____ Supplied data

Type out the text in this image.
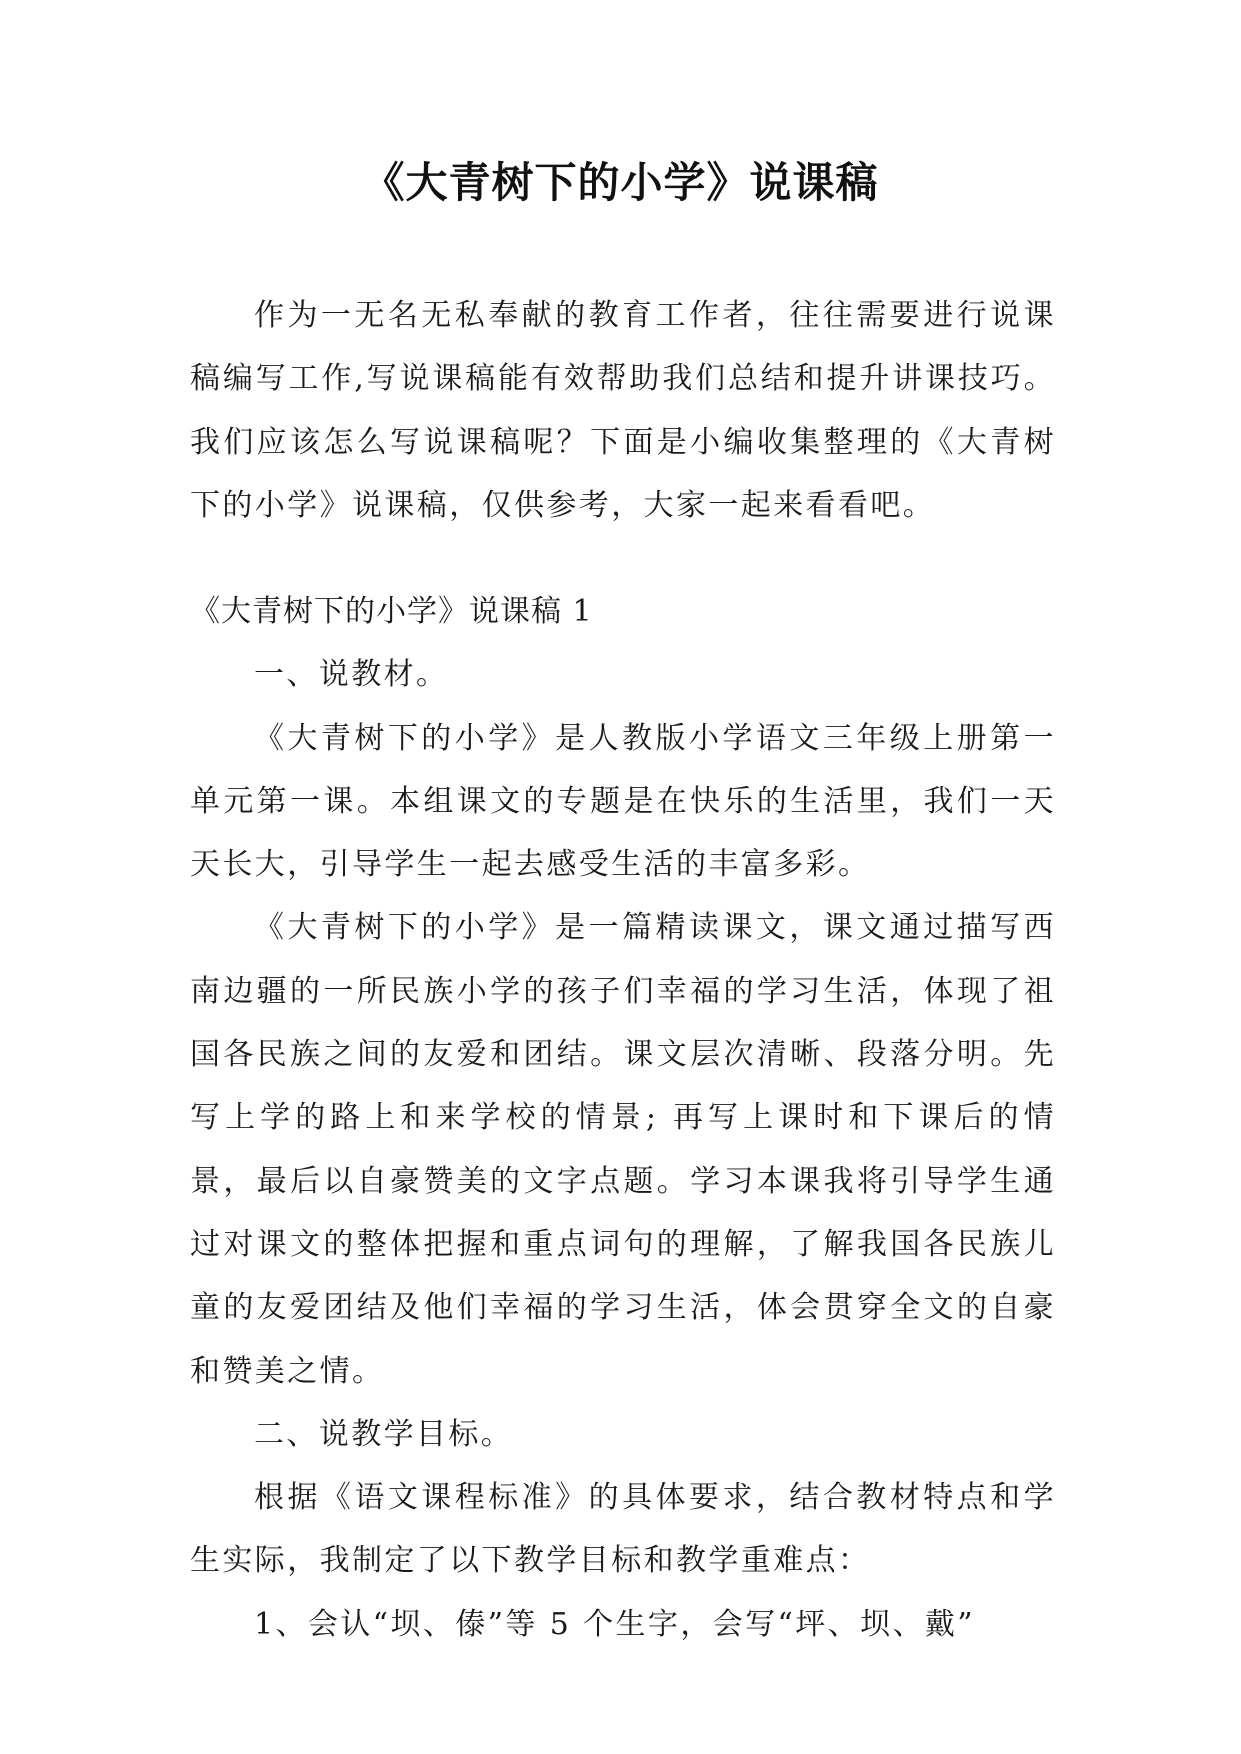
《大青树下的小学》说课稿

作为一无名无私奉献的教育工作者，往往需要进行说课稿编写工作,写说课稿能有效帮助我们总结和提升讲课技巧。我们应该怎么写说课稿呢？下面是小编收集整理的《大青树下的小学》说课稿，仅供参考，大家一起来看看吧。

《大青树下的小学》说课稿 1

一、说教材。

《大青树下的小学》是人教版小学语文三年级上册第一单元第一课。本组课文的专题是在快乐的生活里，我们一天天长大，引导学生一起去感受生活的丰富多彩。

《大青树下的小学》是一篇精读课文，课文通过描写西南边疆的一所民族小学的孩子们幸福的学习生活，体现了祖国各民族之间的友爱和团结。课文层次清晰、段落分明。先写上学的路上和来学校的情景; 再写上课时和下课后的情景，最后以自豪赞美的文字点题。学习本课我将引导学生通过对课文的整体把握和重点词句的理解，了解我国各民族儿童的友爱团结及他们幸福的学习生活，体会贯穿全文的自豪和赞美之情。

二、说教学目标。

根据《语文课程标准》的具体要求，结合教材特点和学生实际，我制定了以下教学目标和教学重难点：

1、会认“坝、傣”等 5 个生字，会写“坪、坝、戴”
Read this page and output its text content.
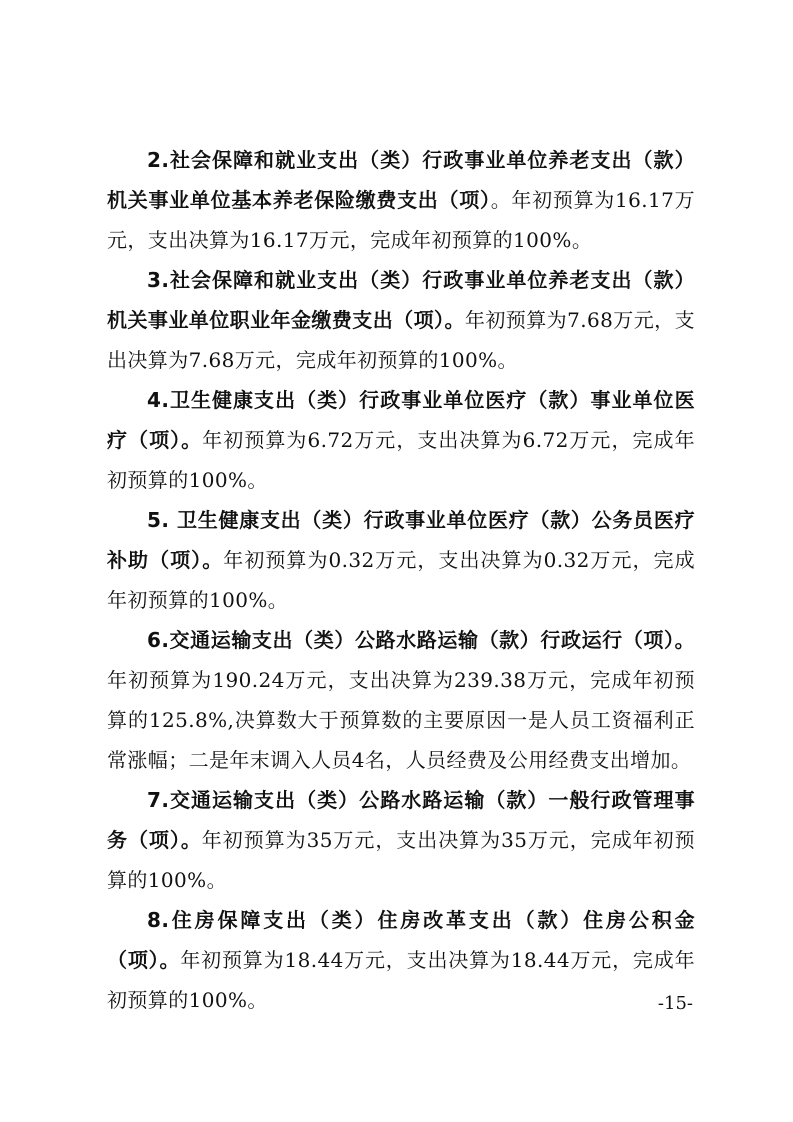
2.社会保障和就业支出（类）行政事业单位养老支出（款）机关事业单位基本养老保险缴费支出（项）。年初预算为16.17万元，支出决算为16.17万元，完成年初预算的100%。

3.社会保障和就业支出（类）行政事业单位养老支出（款）机关事业单位职业年金缴费支出（项）。年初预算为7.68万元，支出决算为7.68万元，完成年初预算的100%。

4.卫生健康支出（类）行政事业单位医疗（款）事业单位医疗（项）。年初预算为6.72万元，支出决算为6.72万元，完成年初预算的100%。

5. 卫生健康支出（类）行政事业单位医疗（款）公务员医疗补助（项）。年初预算为0.32万元，支出决算为0.32万元，完成年初预算的100%。

6.交通运输支出（类）公路水路运输（款）行政运行（项）。年初预算为190.24万元，支出决算为239.38万元，完成年初预算的125.8%,决算数大于预算数的主要原因一是人员工资福利正常涨幅；二是年末调入人员4名，人员经费及公用经费支出增加。

7.交通运输支出（类）公路水路运输（款）一般行政管理事务（项）。年初预算为35万元，支出决算为35万元，完成年初预算的100%。

8.住房保障支出（类）住房改革支出（款）住房公积金（项）。年初预算为18.44万元，支出决算为18.44万元，完成年初预算的100%。	-15-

________

◆ Task prompt: Keep the pictures out of the copy and return the rest of the data above exactly.

◆ Response:
Type out the text in this image.
《大青树下的小学》说课稿

作为一无名无私奉献的教育工作者，往往需要进行说课稿编写工作,写说课稿能有效帮助我们总结和提升讲课技巧。我们应该怎么写说课稿呢？下面是小编收集整理的《大青树下的小学》说课稿，仅供参考，大家一起来看看吧。

《大青树下的小学》说课稿 1

一、说教材。

《大青树下的小学》是人教版小学语文三年级上册第一单元第一课。本组课文的专题是在快乐的生活里，我们一天天长大，引导学生一起去感受生活的丰富多彩。

《大青树下的小学》是一篇精读课文，课文通过描写西南边疆的一所民族小学的孩子们幸福的学习生活，体现了祖国各民族之间的友爱和团结。课文层次清晰、段落分明。先写上学的路上和来学校的情景; 再写上课时和下课后的情景，最后以自豪赞美的文字点题。学习本课我将引导学生通过对课文的整体把握和重点词句的理解，了解我国各民族儿童的友爱团结及他们幸福的学习生活，体会贯穿全文的自豪和赞美之情。

二、说教学目标。

根据《语文课程标准》的具体要求，结合教材特点和学生实际，我制定了以下教学目标和教学重难点：

1、会认“坝、傣”等 5 个生字，会写“坪、坝、戴”
Read this page and output its text content.
2.社会保障和就业支出（类）行政事业单位养老支出（款）机关事业单位基本养老保险缴费支出（项）。年初预算为16.17万元，支出决算为16.17万元，完成年初预算的100%。

3.社会保障和就业支出（类）行政事业单位养老支出（款）机关事业单位职业年金缴费支出（项）。年初预算为7.68万元，支出决算为7.68万元，完成年初预算的100%。

4.卫生健康支出（类）行政事业单位医疗（款）事业单位医疗（项）。年初预算为6.72万元，支出决算为6.72万元，完成年初预算的100%。

5. 卫生健康支出（类）行政事业单位医疗（款）公务员医疗补助（项）。年初预算为0.32万元，支出决算为0.32万元，完成年初预算的100%。

6.交通运输支出（类）公路水路运输（款）行政运行（项）。年初预算为190.24万元，支出决算为239.38万元，完成年初预算的125.8%,决算数大于预算数的主要原因一是人员工资福利正常涨幅；二是年末调入人员4名，人员经费及公用经费支出增加。

7.交通运输支出（类）公路水路运输（款）一般行政管理事务（项）。年初预算为35万元，支出决算为35万元，完成年初预算的100%。

8.住房保障支出（类）住房改革支出（款）住房公积金（项）。年初预算为18.44万元，支出决算为18.44万元，完成年初预算的100%。	-15-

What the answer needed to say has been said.